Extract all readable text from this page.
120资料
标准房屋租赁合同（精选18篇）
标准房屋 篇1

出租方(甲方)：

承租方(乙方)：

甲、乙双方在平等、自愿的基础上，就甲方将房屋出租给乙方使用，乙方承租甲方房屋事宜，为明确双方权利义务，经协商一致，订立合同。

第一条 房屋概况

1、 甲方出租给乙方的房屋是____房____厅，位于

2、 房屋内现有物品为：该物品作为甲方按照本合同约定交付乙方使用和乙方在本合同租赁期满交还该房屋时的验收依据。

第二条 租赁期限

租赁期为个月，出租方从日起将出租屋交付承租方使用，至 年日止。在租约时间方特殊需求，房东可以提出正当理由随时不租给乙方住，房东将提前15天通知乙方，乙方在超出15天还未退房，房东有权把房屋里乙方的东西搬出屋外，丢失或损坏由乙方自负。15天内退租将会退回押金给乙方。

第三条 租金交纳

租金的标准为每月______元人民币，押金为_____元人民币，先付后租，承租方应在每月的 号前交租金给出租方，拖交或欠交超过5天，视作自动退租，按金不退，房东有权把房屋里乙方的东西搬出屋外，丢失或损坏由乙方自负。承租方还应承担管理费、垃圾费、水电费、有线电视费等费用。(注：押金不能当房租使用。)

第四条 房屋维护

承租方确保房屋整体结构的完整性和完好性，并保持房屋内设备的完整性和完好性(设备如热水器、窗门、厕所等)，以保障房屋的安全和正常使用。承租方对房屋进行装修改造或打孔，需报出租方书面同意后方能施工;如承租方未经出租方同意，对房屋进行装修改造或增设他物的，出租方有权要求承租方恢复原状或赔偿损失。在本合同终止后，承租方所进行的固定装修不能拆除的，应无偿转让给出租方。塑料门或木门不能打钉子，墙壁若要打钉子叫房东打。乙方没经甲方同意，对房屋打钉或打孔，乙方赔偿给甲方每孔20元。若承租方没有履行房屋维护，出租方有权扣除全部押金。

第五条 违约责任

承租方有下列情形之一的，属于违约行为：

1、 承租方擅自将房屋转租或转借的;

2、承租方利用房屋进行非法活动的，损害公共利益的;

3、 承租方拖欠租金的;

::::::

• SHORT EXERCISE:
Output all of the data again. Match it exactly.

• REPLY TO THE EXERCISE:
Extract all readable text from this page.
120资料
标准房屋租赁合同（精选18篇）
标准房屋 篇1

出租方(甲方)：

承租方(乙方)：

甲、乙双方在平等、自愿的基础上，就甲方将房屋出租给乙方使用，乙方承租甲方房屋事宜，为明确双方权利义务，经协商一致，订立合同。

第一条 房屋概况

1、 甲方出租给乙方的房屋是____房____厅，位于

2、 房屋内现有物品为：该物品作为甲方按照本合同约定交付乙方使用和乙方在本合同租赁期满交还该房屋时的验收依据。

第二条 租赁期限

租赁期为个月，出租方从日起将出租屋交付承租方使用，至 年日止。在租约时间方特殊需求，房东可以提出正当理由随时不租给乙方住，房东将提前15天通知乙方，乙方在超出15天还未退房，房东有权把房屋里乙方的东西搬出屋外，丢失或损坏由乙方自负。15天内退租将会退回押金给乙方。

第三条 租金交纳

租金的标准为每月______元人民币，押金为_____元人民币，先付后租，承租方应在每月的 号前交租金给出租方，拖交或欠交超过5天，视作自动退租，按金不退，房东有权把房屋里乙方的东西搬出屋外，丢失或损坏由乙方自负。承租方还应承担管理费、垃圾费、水电费、有线电视费等费用。(注：押金不能当房租使用。)

第四条 房屋维护

承租方确保房屋整体结构的完整性和完好性，并保持房屋内设备的完整性和完好性(设备如热水器、窗门、厕所等)，以保障房屋的安全和正常使用。承租方对房屋进行装修改造或打孔，需报出租方书面同意后方能施工;如承租方未经出租方同意，对房屋进行装修改造或增设他物的，出租方有权要求承租方恢复原状或赔偿损失。在本合同终止后，承租方所进行的固定装修不能拆除的，应无偿转让给出租方。塑料门或木门不能打钉子，墙壁若要打钉子叫房东打。乙方没经甲方同意，对房屋打钉或打孔，乙方赔偿给甲方每孔20元。若承租方没有履行房屋维护，出租方有权扣除全部押金。

第五条 违约责任

承租方有下列情形之一的，属于违约行为：

1、 承租方擅自将房屋转租或转借的;

2、承租方利用房屋进行非法活动的，损害公共利益的;

3、 承租方拖欠租金的;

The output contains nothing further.